All entries must be repeated exactly; do not include the pictures.

Excerpt from a dataset:
_ _ _

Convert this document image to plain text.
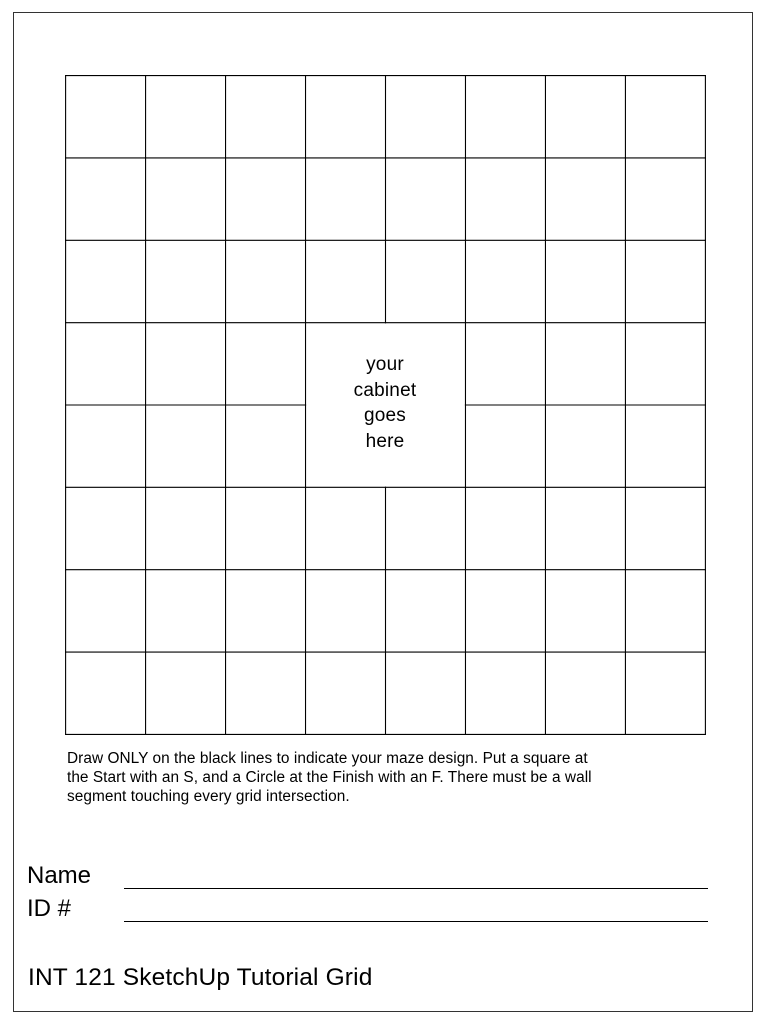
your
cabinet
goes
here
Draw ONLY on the black lines to indicate your maze design. Put a square at
the Start with an S, and a Circle at the Finish with an F. There must be a wall
segment touching every grid intersection.
Name
ID #
INT 121 SketchUp Tutorial Grid
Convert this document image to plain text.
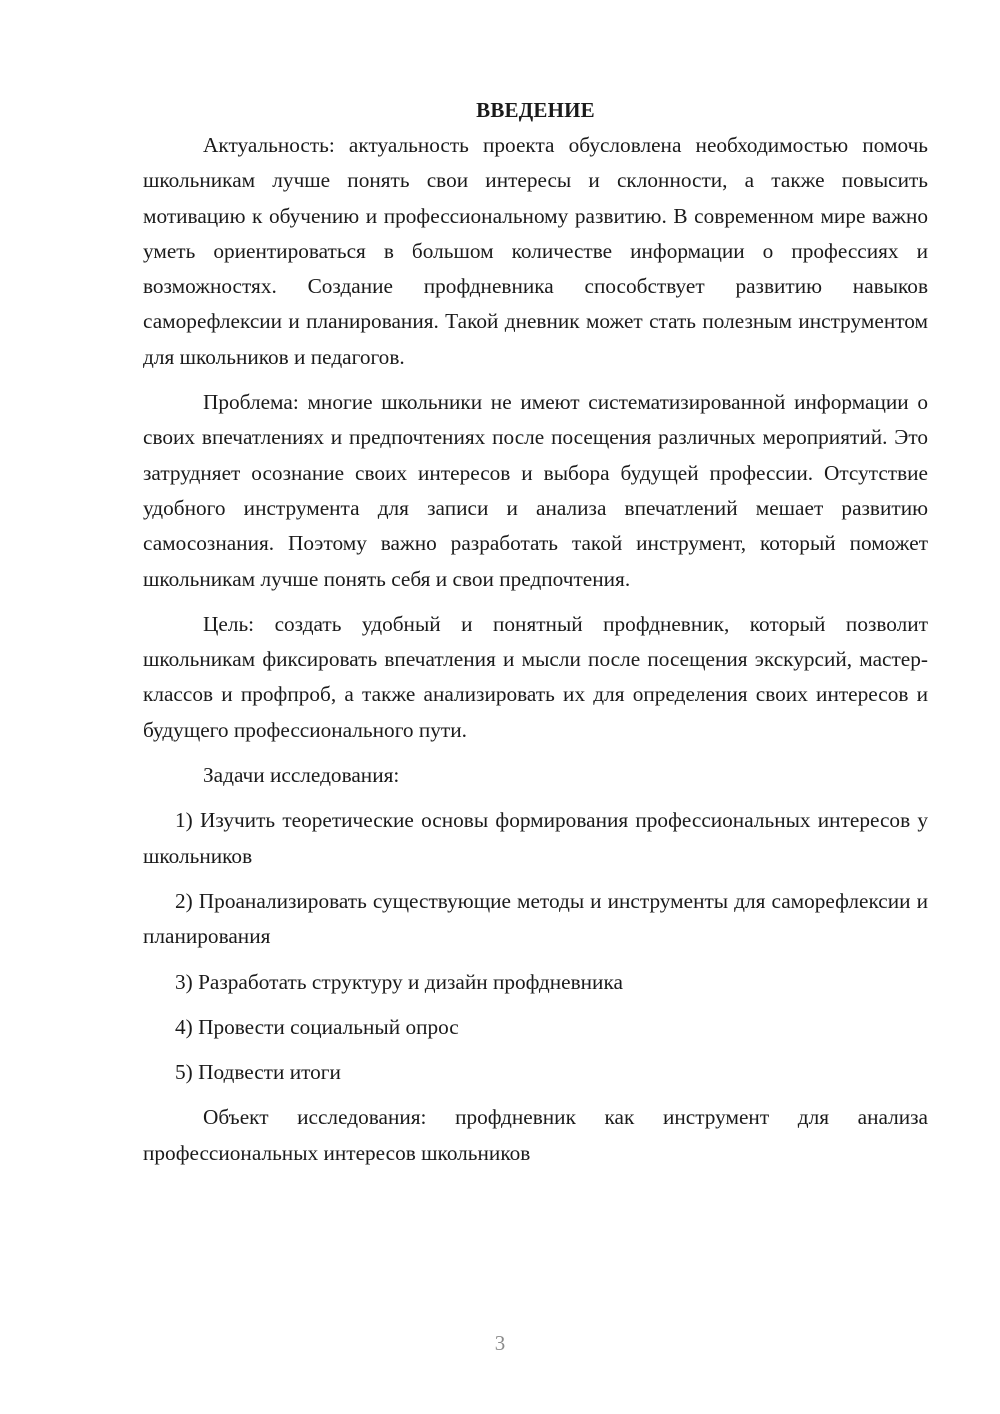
ВВЕДЕНИЕ

Актуальность: актуальность проекта обусловлена необходимостью помочь школьникам лучше понять свои интересы и склонности, а также повысить мотивацию к обучению и профессиональному развитию. В современном мире важно уметь ориентироваться в большом количестве информации о профессиях и возможностях. Создание профдневника способствует развитию навыков саморефлексии и планирования. Такой дневник может стать полезным инструментом для школьников и педагогов.

Проблема: многие школьники не имеют систематизированной информации о своих впечатлениях и предпочтениях после посещения различных мероприятий. Это затрудняет осознание своих интересов и выбора будущей профессии. Отсутствие удобного инструмента для записи и анализа впечатлений мешает развитию самосознания. Поэтому важно разработать такой инструмент, который поможет школьникам лучше понять себя и свои предпочтения.

Цель: создать удобный и понятный профдневник, который позволит школьникам фиксировать впечатления и мысли после посещения экскурсий, мастер-классов и профпроб, а также анализировать их для определения своих интересов и будущего профессионального пути.

Задачи исследования:

1) Изучить теоретические основы формирования профессиональных интересов у школьников

2) Проанализировать существующие методы и инструменты для саморефлексии и планирования

3) Разработать структуру и дизайн профдневника

4) Провести социальный опрос

5) Подвести итоги

Объект исследования: профдневник как инструмент для анализа профессиональных интересов школьников

3
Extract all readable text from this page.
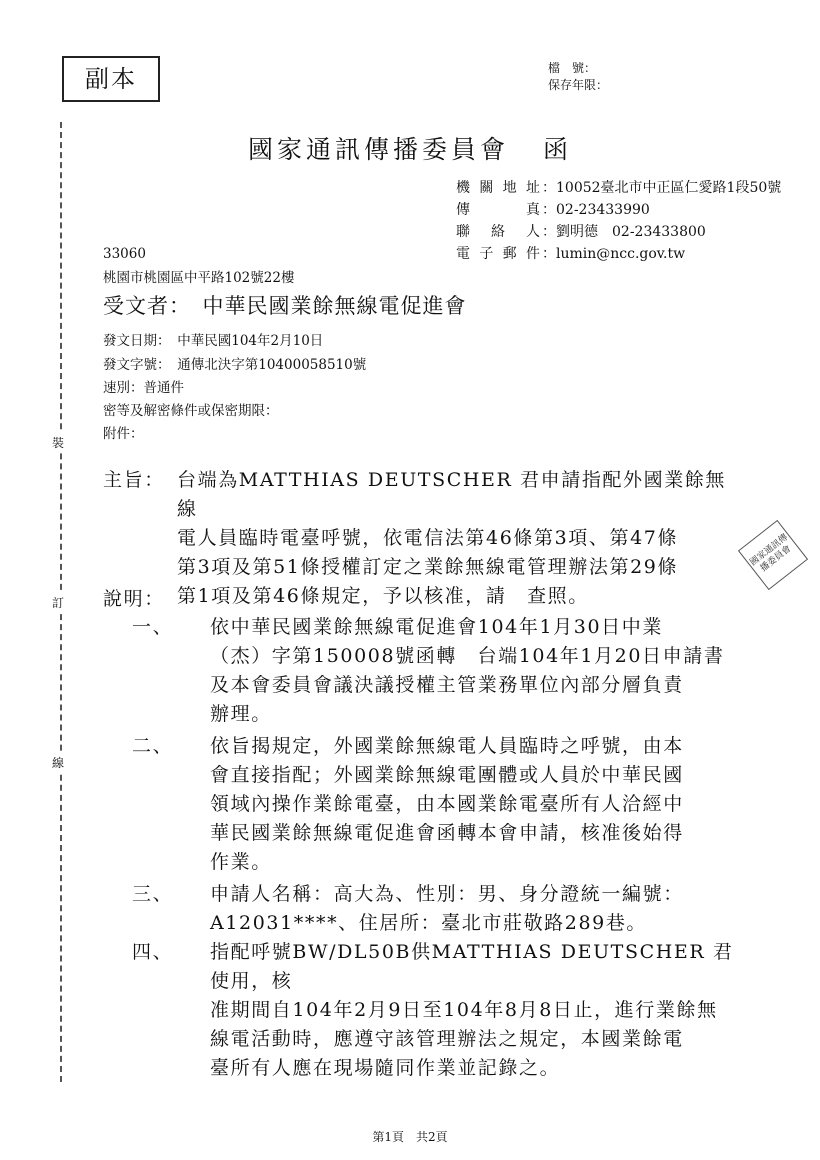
副本	檔　號：
保存年限：
國家通訊傳播委員會 函
機關地址 ：10052臺北市中正區仁愛路1段50號
傳　真 ：02-23433990
聯 絡 人 ：劉明德　02-23433800
電子郵件 ：lumin@ncc.gov.tw
33060
桃園市桃園區中平路102號22樓
受文者：　中華民國業餘無線電促進會
發文日期：　中華民國104年2月10日
發文字號：　通傳北決字第10400058510號
速別：普通件
密等及解密條件或保密期限：
附件：
裝
訂
線
主旨： 台端為MATTHIAS DEUTSCHER 君申請指配外國業餘無線
電人員臨時電臺呼號，依電信法第46條第3項、第47條
第3項及第51條授權訂定之業餘無線電管理辦法第29條
第1項及第46條規定，予以核准，請　查照。
說明：
一、 依中華民國業餘無線電促進會104年1月30日中業
（杰）字第150008號函轉　台端104年1月20日申請書
及本會委員會議決議授權主管業務單位內部分層負責
辦理。
二、 依旨揭規定，外國業餘無線電人員臨時之呼號，由本
會直接指配；外國業餘無線電團體或人員於中華民國
領域內操作業餘電臺，由本國業餘電臺所有人洽經中
華民國業餘無線電促進會函轉本會申請，核准後始得
作業。
三、 申請人名稱：高大為、性別：男、身分證統一編號：
A12031****、住居所：臺北市莊敬路289巷。
四、 指配呼號BW/DL50B供MATTHIAS DEUTSCHER 君使用，核
准期間自104年2月9日至104年8月8日止，進行業餘無
線電活動時，應遵守該管理辦法之規定，本國業餘電
臺所有人應在現場隨同作業並記錄之。
國家通訊傳播委員會
第1頁　共2頁
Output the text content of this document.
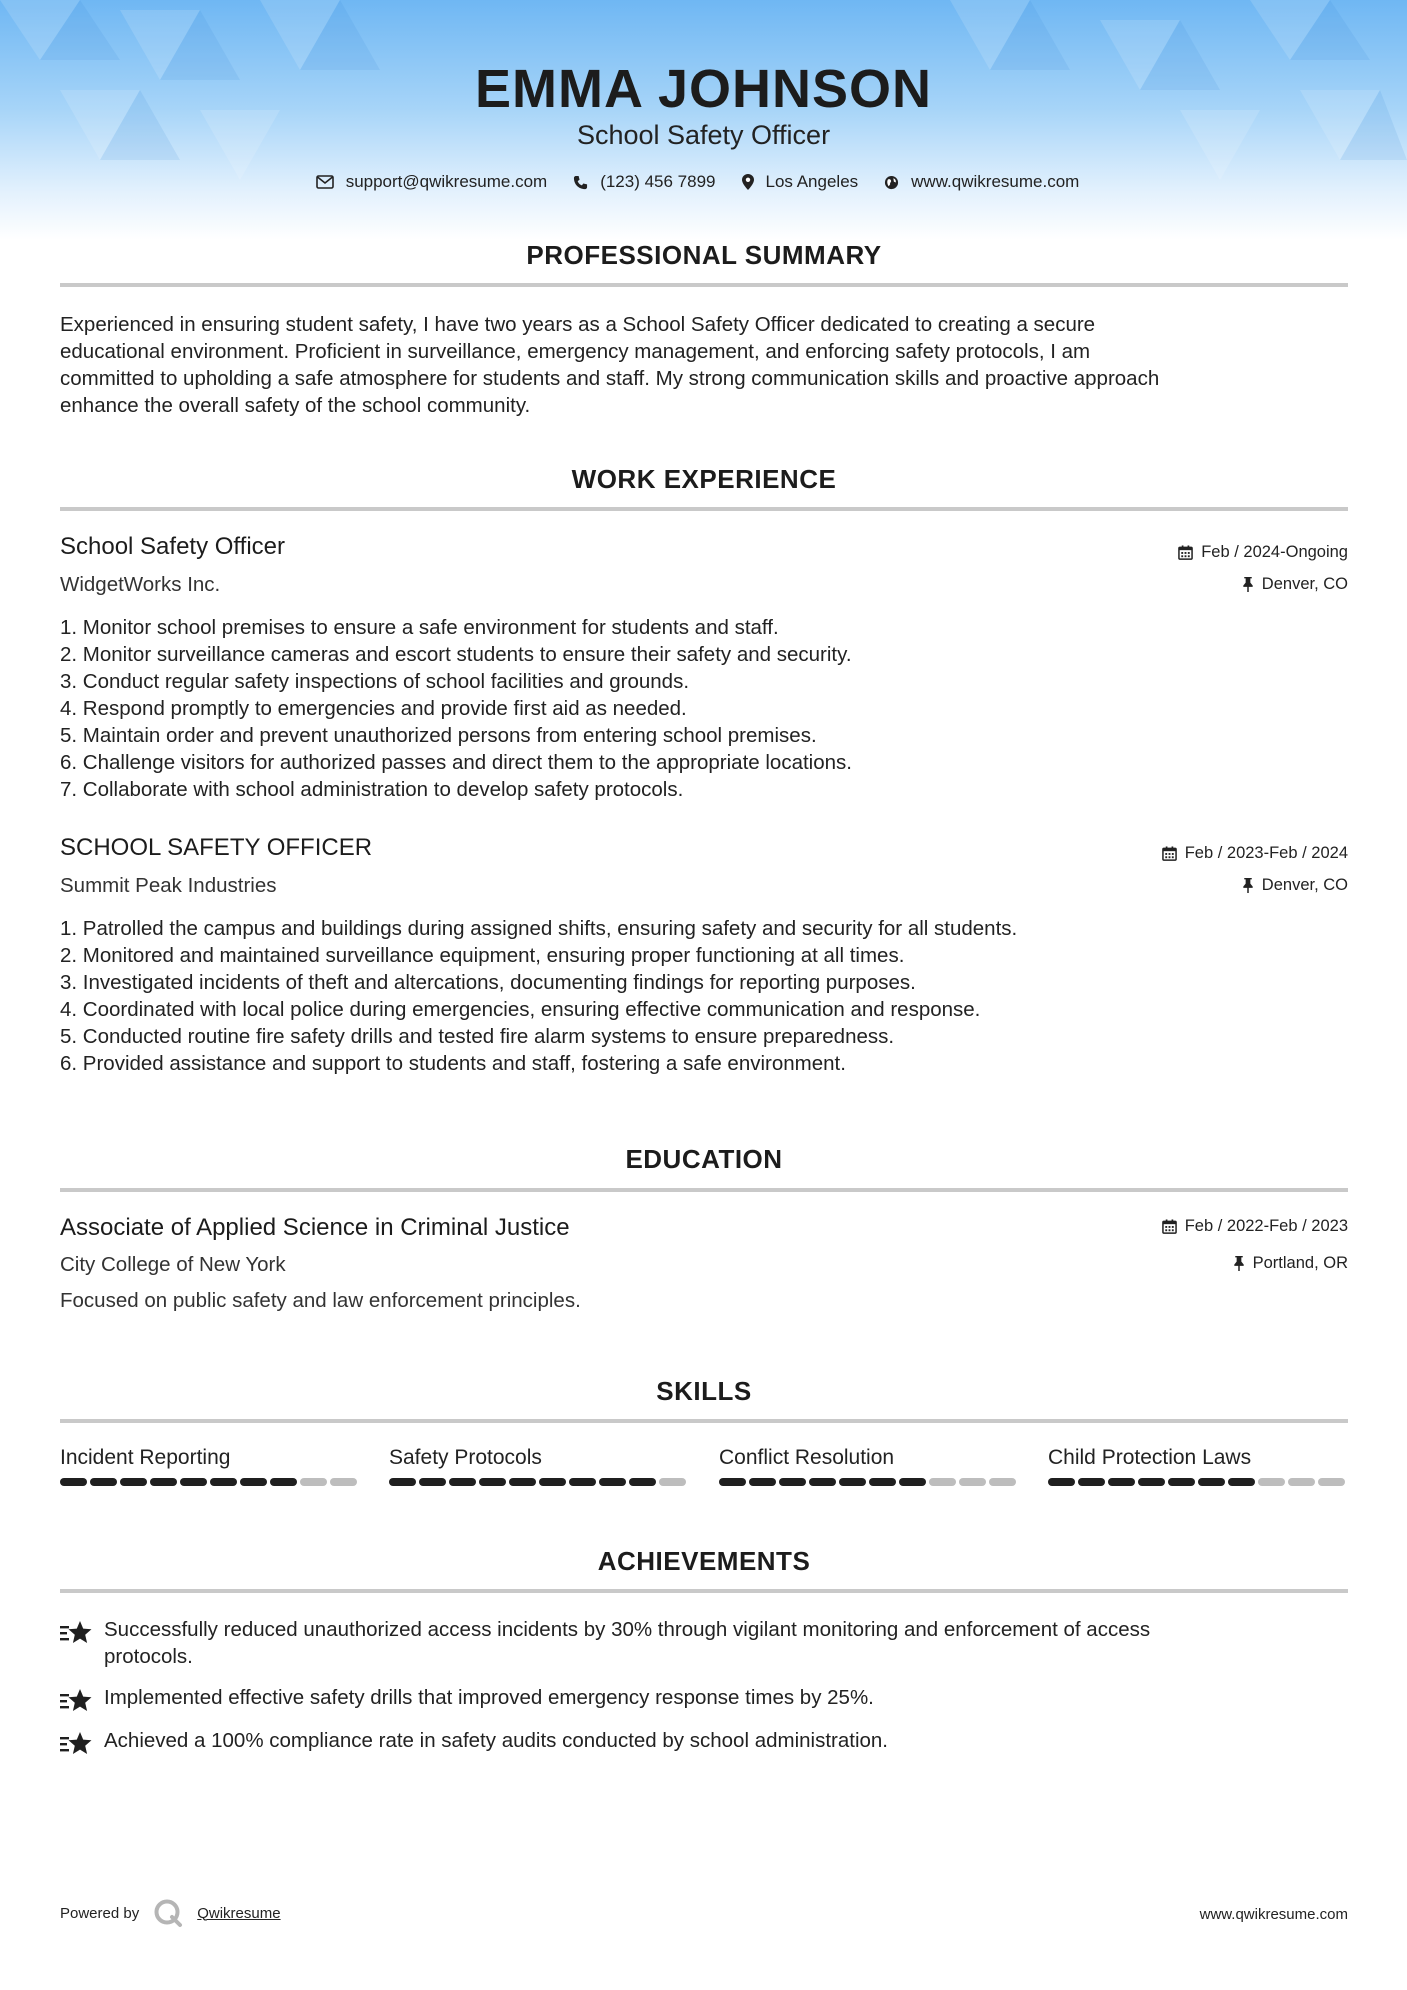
EMMA JOHNSON
School Safety Officer
support@qwikresume.com	(123) 456 7899	Los Angeles	www.qwikresume.com
PROFESSIONAL SUMMARY
Experienced in ensuring student safety, I have two years as a School Safety Officer dedicated to creating a secure
educational environment. Proficient in surveillance, emergency management, and enforcing safety protocols, I am
committed to upholding a safe atmosphere for students and staff. My strong communication skills and proactive approach
enhance the overall safety of the school community.
WORK EXPERIENCE
School Safety Officer	Feb / 2024-Ongoing
WidgetWorks Inc.	Denver, CO
1. Monitor school premises to ensure a safe environment for students and staff.
2. Monitor surveillance cameras and escort students to ensure their safety and security.
3. Conduct regular safety inspections of school facilities and grounds.
4. Respond promptly to emergencies and provide first aid as needed.
5. Maintain order and prevent unauthorized persons from entering school premises.
6. Challenge visitors for authorized passes and direct them to the appropriate locations.
7. Collaborate with school administration to develop safety protocols.
SCHOOL SAFETY OFFICER	Feb / 2023-Feb / 2024
Summit Peak Industries	Denver, CO
1. Patrolled the campus and buildings during assigned shifts, ensuring safety and security for all students.
2. Monitored and maintained surveillance equipment, ensuring proper functioning at all times.
3. Investigated incidents of theft and altercations, documenting findings for reporting purposes.
4. Coordinated with local police during emergencies, ensuring effective communication and response.
5. Conducted routine fire safety drills and tested fire alarm systems to ensure preparedness.
6. Provided assistance and support to students and staff, fostering a safe environment.
EDUCATION
Associate of Applied Science in Criminal Justice	Feb / 2022-Feb / 2023
City College of New York	Portland, OR
Focused on public safety and law enforcement principles.
SKILLS
Incident Reporting	Safety Protocols	Conflict Resolution	Child Protection Laws
ACHIEVEMENTS
Successfully reduced unauthorized access incidents by 30% through vigilant monitoring and enforcement of access
protocols.
Implemented effective safety drills that improved emergency response times by 25%.
Achieved a 100% compliance rate in safety audits conducted by school administration.
Powered by	Qwikresume	www.qwikresume.com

_ _ _

» **Exercise answer**
Convert this document image to plain text.
your
cabinet
goes
here
Draw ONLY on the black lines to indicate your maze design. Put a square at
the Start with an S, and a Circle at the Finish with an F. There must be a wall
segment touching every grid intersection.
Name
ID #
INT 121 SketchUp Tutorial Grid
Convert this document image to plain text.
ВВЕДЕНИЕ

Актуальность: актуальность проекта обусловлена необходимостью помочь школьникам лучше понять свои интересы и склонности, а также повысить мотивацию к обучению и профессиональному развитию. В современном мире важно уметь ориентироваться в большом количестве информации о профессиях и возможностях. Создание профдневника способствует развитию навыков саморефлексии и планирования. Такой дневник может стать полезным инструментом для школьников и педагогов.

Проблема: многие школьники не имеют систематизированной информации о своих впечатлениях и предпочтениях после посещения различных мероприятий. Это затрудняет осознание своих интересов и выбора будущей профессии. Отсутствие удобного инструмента для записи и анализа впечатлений мешает развитию самосознания. Поэтому важно разработать такой инструмент, который поможет школьникам лучше понять себя и свои предпочтения.

Цель: создать удобный и понятный профдневник, который позволит школьникам фиксировать впечатления и мысли после посещения экскурсий, мастер-классов и профпроб, а также анализировать их для определения своих интересов и будущего профессионального пути.

Задачи исследования:

1) Изучить теоретические основы формирования профессиональных интересов у школьников

2) Проанализировать существующие методы и инструменты для саморефлексии и планирования

3) Разработать структуру и дизайн профдневника

4) Провести социальный опрос

5) Подвести итоги

Объект исследования: профдневник как инструмент для анализа профессиональных интересов школьников

3
Extract all readable text from this page.
副本	檔　號：
保存年限：
國家通訊傳播委員會 函
機關地址 ：10052臺北市中正區仁愛路1段50號
傳　真 ：02-23433990
聯 絡 人 ：劉明德　02-23433800
電子郵件 ：lumin@ncc.gov.tw
33060
桃園市桃園區中平路102號22樓
受文者：　中華民國業餘無線電促進會
發文日期：　中華民國104年2月10日
發文字號：　通傳北決字第10400058510號
速別：普通件
密等及解密條件或保密期限：
附件：
裝
訂
線
主旨： 台端為MATTHIAS DEUTSCHER 君申請指配外國業餘無線
電人員臨時電臺呼號，依電信法第46條第3項、第47條
第3項及第51條授權訂定之業餘無線電管理辦法第29條
第1項及第46條規定，予以核准，請　查照。
說明：
一、 依中華民國業餘無線電促進會104年1月30日中業
（杰）字第150008號函轉　台端104年1月20日申請書
及本會委員會議決議授權主管業務單位內部分層負責
辦理。
二、 依旨揭規定，外國業餘無線電人員臨時之呼號，由本
會直接指配；外國業餘無線電團體或人員於中華民國
領域內操作業餘電臺，由本國業餘電臺所有人洽經中
華民國業餘無線電促進會函轉本會申請，核准後始得
作業。
三、 申請人名稱：高大為、性別：男、身分證統一編號：
A12031****、住居所：臺北市莊敬路289巷。
四、 指配呼號BW/DL50B供MATTHIAS DEUTSCHER 君使用，核
准期間自104年2月9日至104年8月8日止，進行業餘無
線電活動時，應遵守該管理辦法之規定，本國業餘電
臺所有人應在現場隨同作業並記錄之。
國家通訊傳播委員會
第1頁　共2頁
Output the text content of this document.
EMMA JOHNSON
School Safety Officer
support@qwikresume.com	(123) 456 7899	Los Angeles	www.qwikresume.com
PROFESSIONAL SUMMARY
Experienced in ensuring student safety, I have two years as a School Safety Officer dedicated to creating a secure
educational environment. Proficient in surveillance, emergency management, and enforcing safety protocols, I am
committed to upholding a safe atmosphere for students and staff. My strong communication skills and proactive approach
enhance the overall safety of the school community.
WORK EXPERIENCE
School Safety Officer	Feb / 2024-Ongoing
WidgetWorks Inc.	Denver, CO
1. Monitor school premises to ensure a safe environment for students and staff.
2. Monitor surveillance cameras and escort students to ensure their safety and security.
3. Conduct regular safety inspections of school facilities and grounds.
4. Respond promptly to emergencies and provide first aid as needed.
5. Maintain order and prevent unauthorized persons from entering school premises.
6. Challenge visitors for authorized passes and direct them to the appropriate locations.
7. Collaborate with school administration to develop safety protocols.
SCHOOL SAFETY OFFICER	Feb / 2023-Feb / 2024
Summit Peak Industries	Denver, CO
1. Patrolled the campus and buildings during assigned shifts, ensuring safety and security for all students.
2. Monitored and maintained surveillance equipment, ensuring proper functioning at all times.
3. Investigated incidents of theft and altercations, documenting findings for reporting purposes.
4. Coordinated with local police during emergencies, ensuring effective communication and response.
5. Conducted routine fire safety drills and tested fire alarm systems to ensure preparedness.
6. Provided assistance and support to students and staff, fostering a safe environment.
EDUCATION
Associate of Applied Science in Criminal Justice	Feb / 2022-Feb / 2023
City College of New York	Portland, OR
Focused on public safety and law enforcement principles.
SKILLS
Incident Reporting	Safety Protocols	Conflict Resolution	Child Protection Laws
ACHIEVEMENTS
Successfully reduced unauthorized access incidents by 30% through vigilant monitoring and enforcement of access
protocols.
Implemented effective safety drills that improved emergency response times by 25%.
Achieved a 100% compliance rate in safety audits conducted by school administration.
Powered by	Qwikresume	www.qwikresume.com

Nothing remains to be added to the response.